**Saved data entries:**
** Start **

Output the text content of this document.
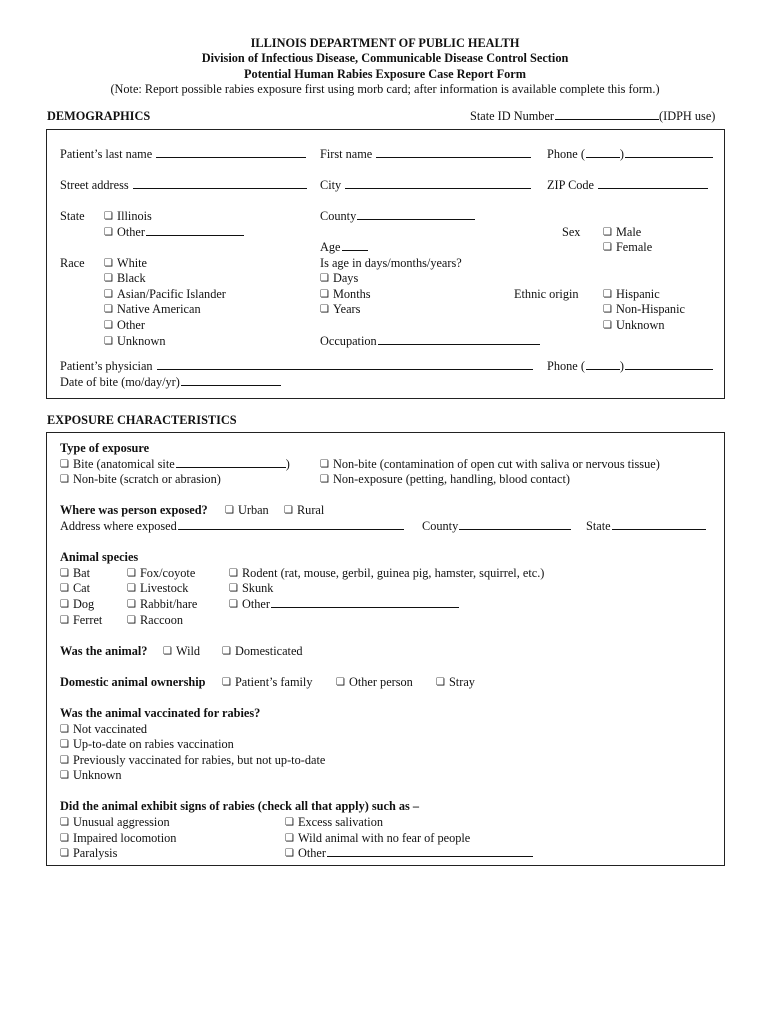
ILLINOIS DEPARTMENT OF PUBLIC HEALTH
Division of Infectious Disease, Communicable Disease Control Section
Potential Human Rabies Exposure Case Report Form
(Note: Report possible rabies exposure first using morb card; after information is available complete this form.)
DEMOGRAPHICS	State ID Number	(IDPH use)
Patient’s last name	First name	Phone (	)
Street address	City	ZIP Code
State	❏ Illinois
❏ Other
County
Sex	❏ Male
❏ Female
Age
Is age in days/months/years?
❏ Days
❏ Months
❏ Years
Race	❏ White
❏ Black
❏ Asian/Pacific Islander
❏ Native American
❏ Other
❏ Unknown
Ethnic origin	❏ Hispanic
❏ Non-Hispanic
❏ Unknown
Occupation
Patient’s physician	Phone (	)
Date of bite (mo/day/yr)
EXPOSURE CHARACTERISTICS
Type of exposure
❏ Bite (anatomical site	)
❏ Non-bite (scratch or abrasion)
❏ Non-bite (contamination of open cut with saliva or nervous tissue)
❏ Non-exposure (petting, handling, blood contact)
Where was person exposed?	❏ Urban	❏ Rural
Address where exposed	County	State
Animal species
❏ Bat
❏ Cat
❏ Dog
❏ Ferret
❏ Fox/coyote
❏ Livestock
❏ Rabbit/hare
❏ Raccoon
❏ Rodent (rat, mouse, gerbil, guinea pig, hamster, squirrel, etc.)
❏ Skunk
❏ Other
Was the animal?	❏ Wild	❏ Domesticated
Domestic animal ownership	❏ Patient’s family	❏ Other person	❏ Stray
Was the animal vaccinated for rabies?
❏ Not vaccinated
❏ Up-to-date on rabies vaccination
❏ Previously vaccinated for rabies, but not up-to-date
❏ Unknown
Did the animal exhibit signs of rabies (check all that apply) such as –
❏ Unusual aggression
❏ Impaired locomotion
❏ Paralysis
❏ Excess salivation
❏ Wild animal with no fear of people
❏ Other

** End **

**Written problem:** Identify the lines of the data that contain the word "Phone". Copy each of them.

**Worked solution:**
Patient’s last name	First name	Phone (	)
Patient’s physician	Phone (	)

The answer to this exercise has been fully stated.